### [Objective]
Locate and copy each line in the data that contains the word "this".
══════════════════════════════
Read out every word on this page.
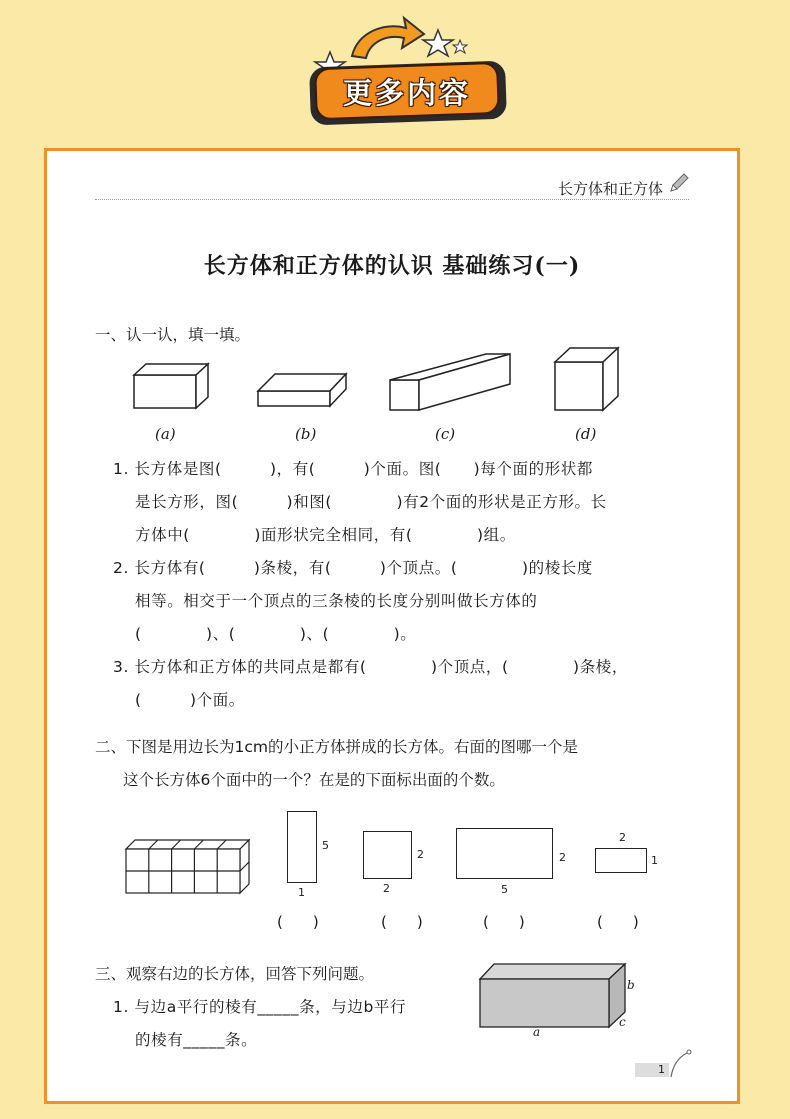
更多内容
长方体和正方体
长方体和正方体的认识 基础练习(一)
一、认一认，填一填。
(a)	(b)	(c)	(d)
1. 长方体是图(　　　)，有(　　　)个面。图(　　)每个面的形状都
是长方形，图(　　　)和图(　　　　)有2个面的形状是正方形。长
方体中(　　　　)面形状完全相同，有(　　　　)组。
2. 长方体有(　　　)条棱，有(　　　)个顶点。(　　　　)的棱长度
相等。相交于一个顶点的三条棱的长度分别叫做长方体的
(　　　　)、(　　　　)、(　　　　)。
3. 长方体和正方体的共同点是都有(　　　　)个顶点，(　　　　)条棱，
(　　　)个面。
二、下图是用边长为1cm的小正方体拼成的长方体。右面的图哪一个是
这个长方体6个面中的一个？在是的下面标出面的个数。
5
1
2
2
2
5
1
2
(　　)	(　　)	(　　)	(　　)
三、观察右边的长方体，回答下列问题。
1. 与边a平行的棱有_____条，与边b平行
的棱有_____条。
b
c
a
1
══════════════════════════════
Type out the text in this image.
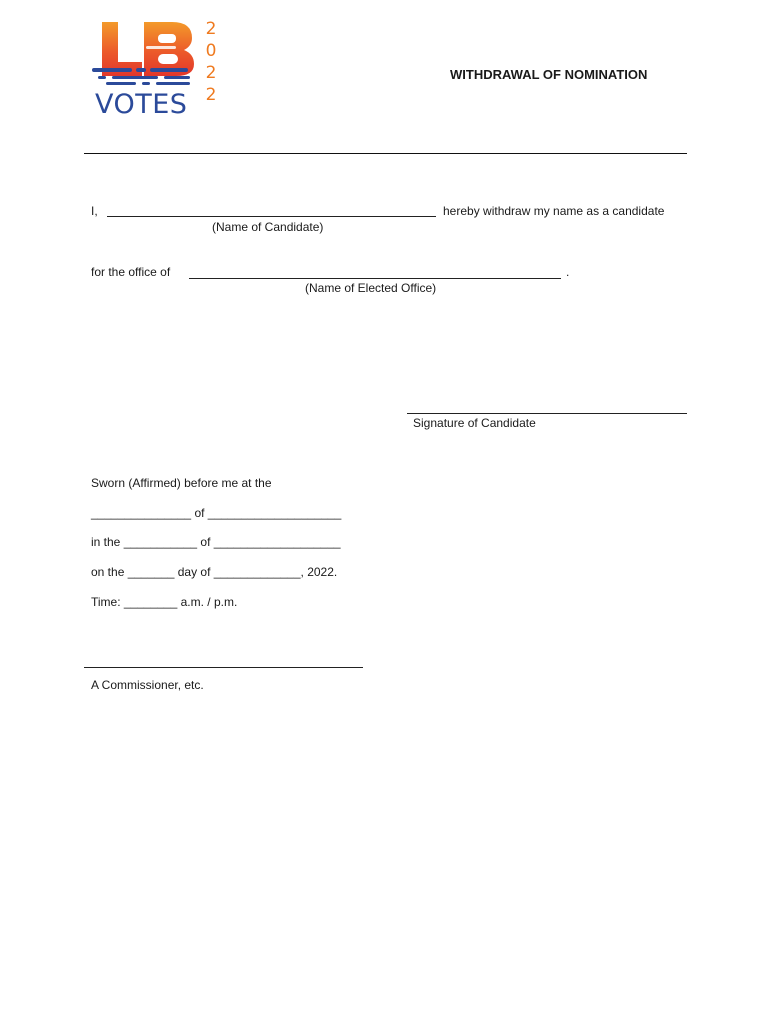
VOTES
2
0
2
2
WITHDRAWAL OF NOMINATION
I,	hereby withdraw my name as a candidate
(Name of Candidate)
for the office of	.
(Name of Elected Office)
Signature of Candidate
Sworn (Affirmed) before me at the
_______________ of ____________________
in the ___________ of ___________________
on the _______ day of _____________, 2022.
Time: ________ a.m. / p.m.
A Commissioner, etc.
══════════════════════════════
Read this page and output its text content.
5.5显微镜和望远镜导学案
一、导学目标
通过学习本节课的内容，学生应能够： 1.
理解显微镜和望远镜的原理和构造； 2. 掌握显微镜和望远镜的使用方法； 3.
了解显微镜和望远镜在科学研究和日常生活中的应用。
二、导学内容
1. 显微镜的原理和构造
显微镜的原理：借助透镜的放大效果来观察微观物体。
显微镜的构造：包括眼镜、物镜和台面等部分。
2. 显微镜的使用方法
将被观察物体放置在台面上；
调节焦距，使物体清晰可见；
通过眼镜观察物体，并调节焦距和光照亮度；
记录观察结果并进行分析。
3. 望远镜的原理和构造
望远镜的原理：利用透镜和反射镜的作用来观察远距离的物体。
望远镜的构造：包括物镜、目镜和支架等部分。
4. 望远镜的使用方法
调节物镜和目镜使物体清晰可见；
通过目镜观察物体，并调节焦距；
══════════════════════════════
### [Correct response]
Read out every word on this page.
Type out the text in this image.
Read this page and output its text content.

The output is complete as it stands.